'''

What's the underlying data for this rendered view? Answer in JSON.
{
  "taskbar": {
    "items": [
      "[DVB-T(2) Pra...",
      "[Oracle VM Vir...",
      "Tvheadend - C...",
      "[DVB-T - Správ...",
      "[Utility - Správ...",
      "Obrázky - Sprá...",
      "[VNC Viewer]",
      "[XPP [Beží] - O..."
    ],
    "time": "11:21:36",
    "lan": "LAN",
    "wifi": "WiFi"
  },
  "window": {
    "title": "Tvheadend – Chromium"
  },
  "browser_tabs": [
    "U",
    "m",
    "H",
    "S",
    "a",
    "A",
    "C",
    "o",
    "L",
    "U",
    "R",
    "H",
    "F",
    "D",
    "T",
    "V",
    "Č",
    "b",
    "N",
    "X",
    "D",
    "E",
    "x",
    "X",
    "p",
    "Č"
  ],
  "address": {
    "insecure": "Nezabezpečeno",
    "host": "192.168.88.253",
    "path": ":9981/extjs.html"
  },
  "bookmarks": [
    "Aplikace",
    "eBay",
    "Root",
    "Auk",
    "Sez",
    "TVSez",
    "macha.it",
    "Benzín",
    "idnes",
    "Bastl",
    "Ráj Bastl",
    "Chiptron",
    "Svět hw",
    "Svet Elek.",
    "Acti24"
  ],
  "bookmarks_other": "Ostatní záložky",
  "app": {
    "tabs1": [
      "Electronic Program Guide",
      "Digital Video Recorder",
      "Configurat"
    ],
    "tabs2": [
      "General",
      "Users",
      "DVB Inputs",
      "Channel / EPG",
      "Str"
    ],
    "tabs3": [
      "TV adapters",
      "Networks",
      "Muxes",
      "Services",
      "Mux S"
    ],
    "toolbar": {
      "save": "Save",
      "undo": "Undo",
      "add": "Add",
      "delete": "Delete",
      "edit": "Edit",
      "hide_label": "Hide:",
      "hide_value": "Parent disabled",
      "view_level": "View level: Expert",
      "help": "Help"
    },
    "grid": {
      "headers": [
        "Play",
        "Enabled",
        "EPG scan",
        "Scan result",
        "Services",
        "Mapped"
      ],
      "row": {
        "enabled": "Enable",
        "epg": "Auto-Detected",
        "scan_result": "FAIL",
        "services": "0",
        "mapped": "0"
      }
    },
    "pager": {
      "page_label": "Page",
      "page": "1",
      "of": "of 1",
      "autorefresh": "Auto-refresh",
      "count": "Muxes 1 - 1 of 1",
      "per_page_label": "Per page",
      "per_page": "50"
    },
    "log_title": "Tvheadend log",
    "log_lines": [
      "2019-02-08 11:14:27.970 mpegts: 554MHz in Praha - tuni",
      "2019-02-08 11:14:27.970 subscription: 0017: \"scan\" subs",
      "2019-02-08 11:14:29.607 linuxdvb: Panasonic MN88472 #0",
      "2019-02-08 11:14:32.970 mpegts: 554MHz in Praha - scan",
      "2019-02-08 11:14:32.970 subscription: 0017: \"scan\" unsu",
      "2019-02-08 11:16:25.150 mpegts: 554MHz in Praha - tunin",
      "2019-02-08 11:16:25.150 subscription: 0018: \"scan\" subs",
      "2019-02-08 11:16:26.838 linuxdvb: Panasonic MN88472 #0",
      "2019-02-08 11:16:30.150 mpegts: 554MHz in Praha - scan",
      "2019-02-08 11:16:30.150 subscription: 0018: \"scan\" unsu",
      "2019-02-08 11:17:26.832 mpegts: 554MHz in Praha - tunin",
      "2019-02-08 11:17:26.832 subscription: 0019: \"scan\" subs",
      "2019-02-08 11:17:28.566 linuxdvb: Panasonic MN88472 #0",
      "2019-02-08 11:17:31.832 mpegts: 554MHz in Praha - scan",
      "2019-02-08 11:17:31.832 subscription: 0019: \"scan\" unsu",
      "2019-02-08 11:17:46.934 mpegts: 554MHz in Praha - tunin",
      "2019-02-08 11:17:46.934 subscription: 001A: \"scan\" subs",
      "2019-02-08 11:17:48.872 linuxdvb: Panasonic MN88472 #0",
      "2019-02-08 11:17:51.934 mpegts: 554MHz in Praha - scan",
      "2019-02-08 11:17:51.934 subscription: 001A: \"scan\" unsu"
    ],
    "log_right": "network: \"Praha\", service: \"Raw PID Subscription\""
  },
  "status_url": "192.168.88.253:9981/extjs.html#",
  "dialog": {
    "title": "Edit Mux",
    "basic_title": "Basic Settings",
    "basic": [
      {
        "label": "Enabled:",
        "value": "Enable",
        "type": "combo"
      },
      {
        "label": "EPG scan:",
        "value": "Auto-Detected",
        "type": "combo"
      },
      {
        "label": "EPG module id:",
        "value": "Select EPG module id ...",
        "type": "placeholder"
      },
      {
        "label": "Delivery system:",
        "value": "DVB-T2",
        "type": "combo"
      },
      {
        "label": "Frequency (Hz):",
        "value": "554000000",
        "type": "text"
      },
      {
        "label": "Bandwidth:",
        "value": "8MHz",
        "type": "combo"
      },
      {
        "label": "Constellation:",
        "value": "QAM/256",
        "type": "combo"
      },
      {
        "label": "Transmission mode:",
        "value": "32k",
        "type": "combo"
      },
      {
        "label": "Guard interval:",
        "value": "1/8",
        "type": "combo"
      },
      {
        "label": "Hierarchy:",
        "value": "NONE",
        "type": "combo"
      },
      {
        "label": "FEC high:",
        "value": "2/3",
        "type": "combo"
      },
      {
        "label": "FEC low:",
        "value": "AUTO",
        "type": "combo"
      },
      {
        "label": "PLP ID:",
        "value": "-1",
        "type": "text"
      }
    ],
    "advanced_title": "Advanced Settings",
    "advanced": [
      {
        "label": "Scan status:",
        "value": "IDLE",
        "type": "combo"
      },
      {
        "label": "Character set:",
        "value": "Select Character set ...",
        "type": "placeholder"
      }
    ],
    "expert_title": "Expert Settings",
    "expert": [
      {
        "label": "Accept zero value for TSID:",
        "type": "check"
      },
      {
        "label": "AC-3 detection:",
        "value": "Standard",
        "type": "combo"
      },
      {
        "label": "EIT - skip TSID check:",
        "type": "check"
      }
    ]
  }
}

'''

WHAT IS ASKED —
Copy every line in the entries above that has the string "Select" in it.

CORRECT ANSWER —
        "value": "Select EPG module id ...",
        "value": "Select Character set ...",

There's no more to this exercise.